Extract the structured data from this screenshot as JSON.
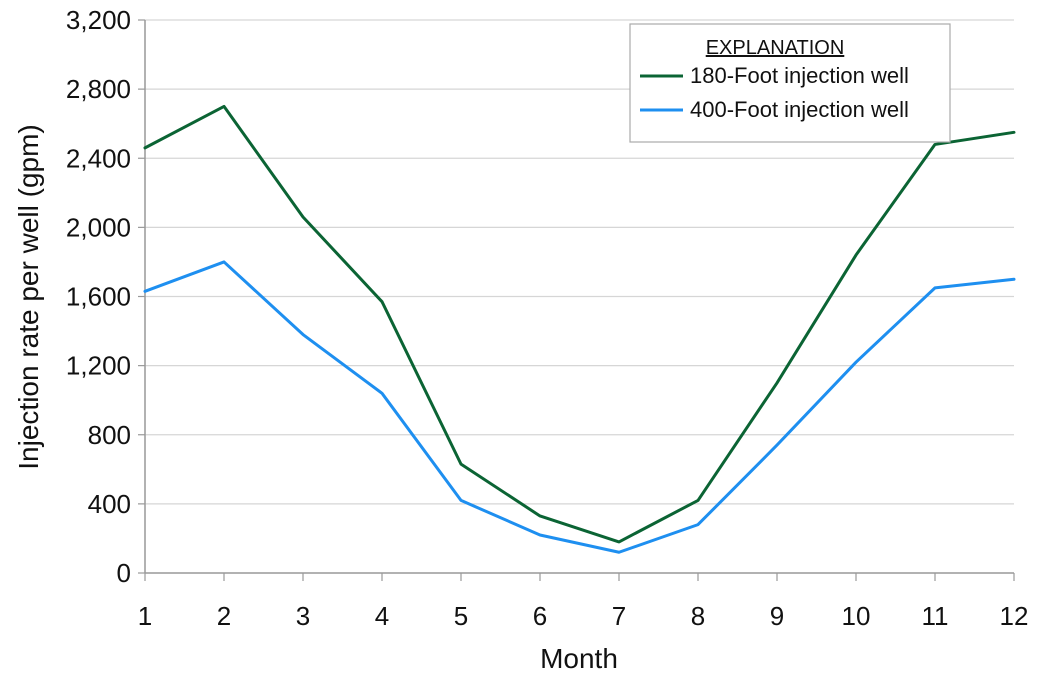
{
  "chart_data": {
    "type": "line",
    "title": "",
    "xlabel": "Month",
    "ylabel": "Injection rate per well (gpm)",
    "x": [
      1,
      2,
      3,
      4,
      5,
      6,
      7,
      8,
      9,
      10,
      11,
      12
    ],
    "x_tick_labels": [
      "1",
      "2",
      "3",
      "4",
      "5",
      "6",
      "7",
      "8",
      "9",
      "10",
      "11",
      "12"
    ],
    "xlim": [
      1,
      12
    ],
    "ylim": [
      0,
      3200
    ],
    "y_ticks": [
      0,
      400,
      800,
      1200,
      1600,
      2000,
      2400,
      2800,
      3200
    ],
    "y_tick_labels": [
      "0",
      "400",
      "800",
      "1,200",
      "1,600",
      "2,000",
      "2,400",
      "2,800",
      "3,200"
    ],
    "grid": true,
    "legend": {
      "title": "EXPLANATION",
      "position": "top-right"
    },
    "series": [
      {
        "name": "180-Foot injection well",
        "color": "#0b6434",
        "values": [
          2460,
          2700,
          2060,
          1570,
          630,
          330,
          180,
          420,
          1100,
          1840,
          2480,
          2550
        ]
      },
      {
        "name": "400-Foot injection well",
        "color": "#1e8ff0",
        "values": [
          1630,
          1800,
          1380,
          1040,
          420,
          220,
          120,
          280,
          740,
          1220,
          1650,
          1700
        ]
      }
    ]
  }
}
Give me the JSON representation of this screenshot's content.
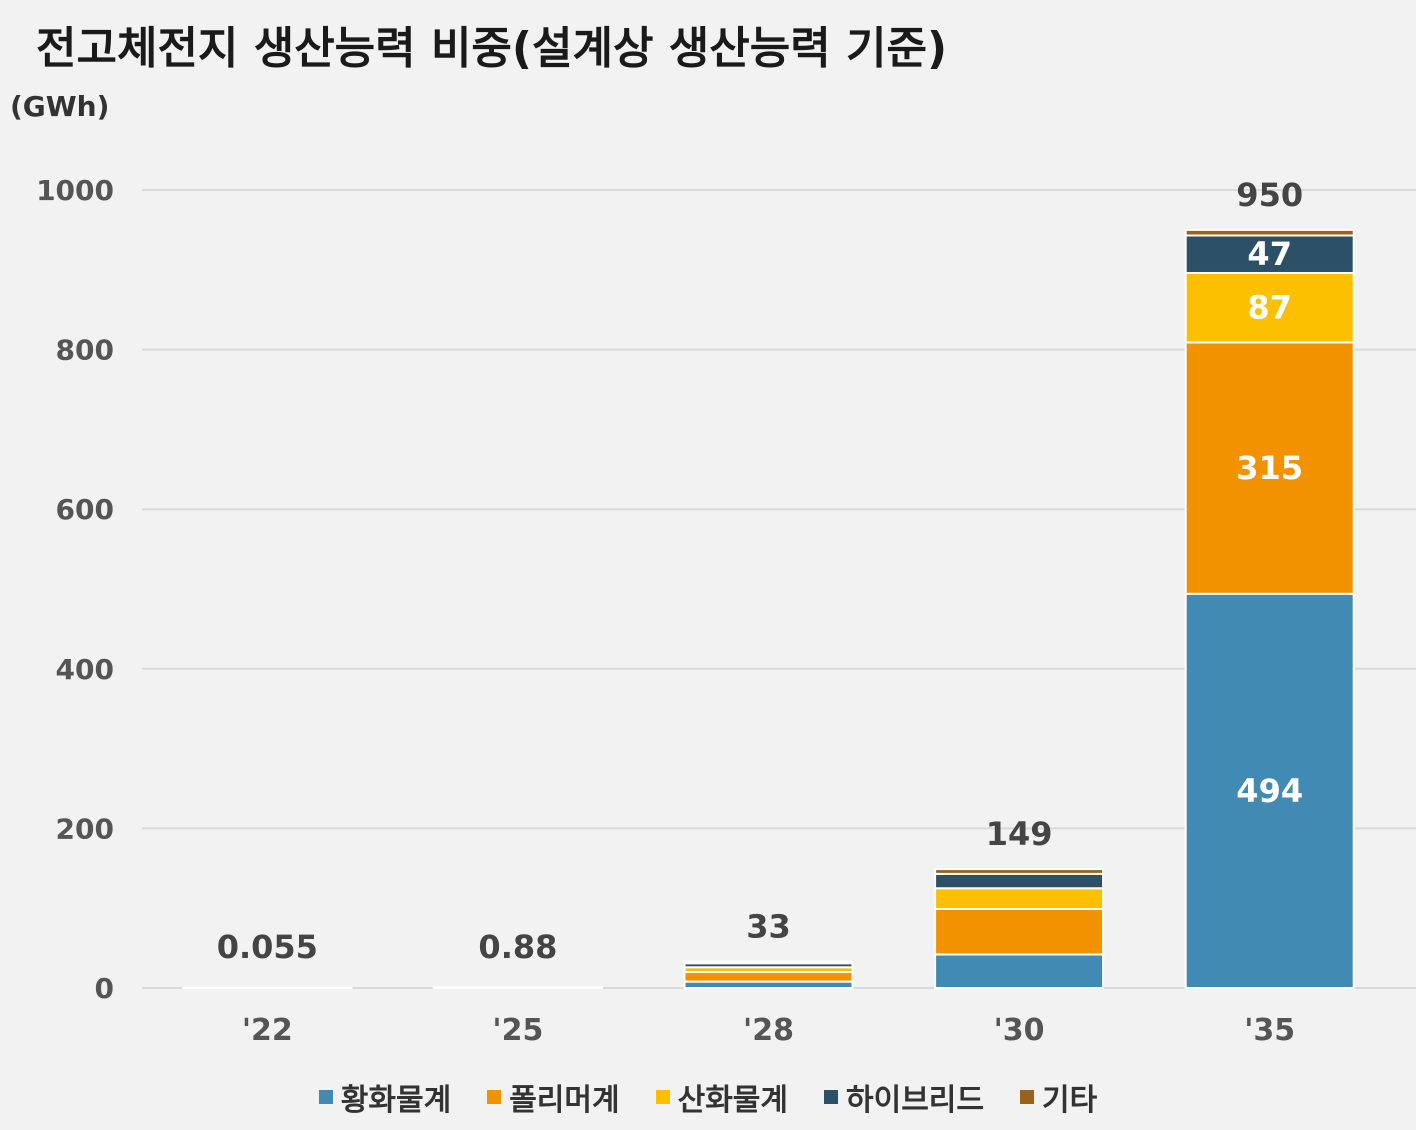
{
  "title": "전고체전지 생산능력 비중(설계상 생산능력 기준)",
  "unit_label": "(GWh)",
  "chart_data": {
    "type": "bar",
    "stacked": true,
    "categories": [
      "'22",
      "'25",
      "'28",
      "'30",
      "'35"
    ],
    "ylim": [
      0,
      1000
    ],
    "yticks": [
      0,
      200,
      400,
      600,
      800,
      1000
    ],
    "grid": true,
    "legend_position": "bottom",
    "series": [
      {
        "name": "황화물계",
        "color": "#418ab3",
        "values": [
          0.03,
          0.5,
          8,
          42,
          494
        ]
      },
      {
        "name": "폴리머계",
        "color": "#f39200",
        "values": [
          0.01,
          0.2,
          12,
          57,
          315
        ]
      },
      {
        "name": "산화물계",
        "color": "#fcc000",
        "values": [
          0.01,
          0.1,
          6,
          26,
          87
        ]
      },
      {
        "name": "하이브리드",
        "color": "#2c5167",
        "values": [
          0.003,
          0.05,
          5,
          18,
          47
        ]
      },
      {
        "name": "기타",
        "color": "#99621a",
        "values": [
          0.002,
          0.03,
          2,
          6,
          7
        ]
      }
    ],
    "segment_labels": [
      {
        "category": 4,
        "series": 0,
        "text": "494"
      },
      {
        "category": 4,
        "series": 1,
        "text": "315"
      },
      {
        "category": 4,
        "series": 2,
        "text": "87"
      },
      {
        "category": 4,
        "series": 3,
        "text": "47"
      }
    ],
    "total_labels": [
      "0.055",
      "0.88",
      "33",
      "149",
      "950"
    ]
  }
}
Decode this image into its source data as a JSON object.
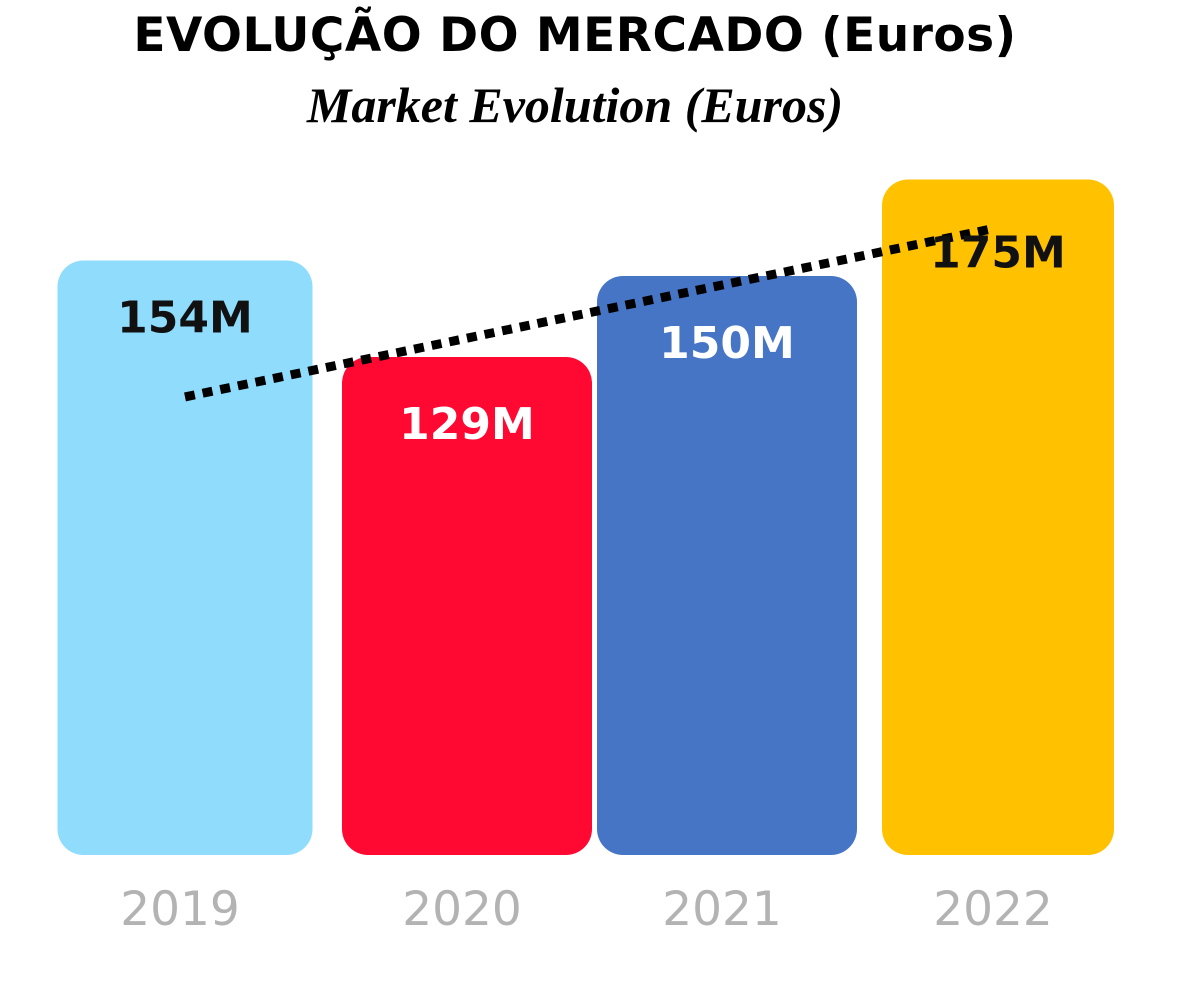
{
  "title": "EVOLUÇÃO DO MERCADO (Euros)",
  "subtitle": "Market Evolution (Euros)",
  "chart_data": {
    "type": "bar",
    "categories": [
      "2019",
      "2020",
      "2021",
      "2022"
    ],
    "values": [
      154,
      129,
      150,
      175
    ],
    "value_labels": [
      "154M",
      "129M",
      "150M",
      "175M"
    ],
    "unit": "M",
    "colors": [
      "#8fdcfd",
      "#ff0933",
      "#4675c6",
      "#ffc100"
    ],
    "label_colors": [
      "#111111",
      "#ffffff",
      "#ffffff",
      "#111111"
    ],
    "trendline": {
      "style": "dotted",
      "color": "#000000"
    },
    "grid": false,
    "legend": "none"
  }
}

⁂

WHAT TO WORK ON:
In the records above, find the line with "Decode this image" and copy from it through the last line exactly, without the pictures.

EXERCISE RESPONSE:
Decode this image into its source data as a JSON object.
{
  "title": "EVOLUÇÃO DO MERCADO (Euros)",
  "subtitle": "Market Evolution (Euros)",
  "chart_data": {
    "type": "bar",
    "categories": [
      "2019",
      "2020",
      "2021",
      "2022"
    ],
    "values": [
      154,
      129,
      150,
      175
    ],
    "value_labels": [
      "154M",
      "129M",
      "150M",
      "175M"
    ],
    "unit": "M",
    "colors": [
      "#8fdcfd",
      "#ff0933",
      "#4675c6",
      "#ffc100"
    ],
    "label_colors": [
      "#111111",
      "#ffffff",
      "#ffffff",
      "#111111"
    ],
    "trendline": {
      "style": "dotted",
      "color": "#000000"
    },
    "grid": false,
    "legend": "none"
  }
}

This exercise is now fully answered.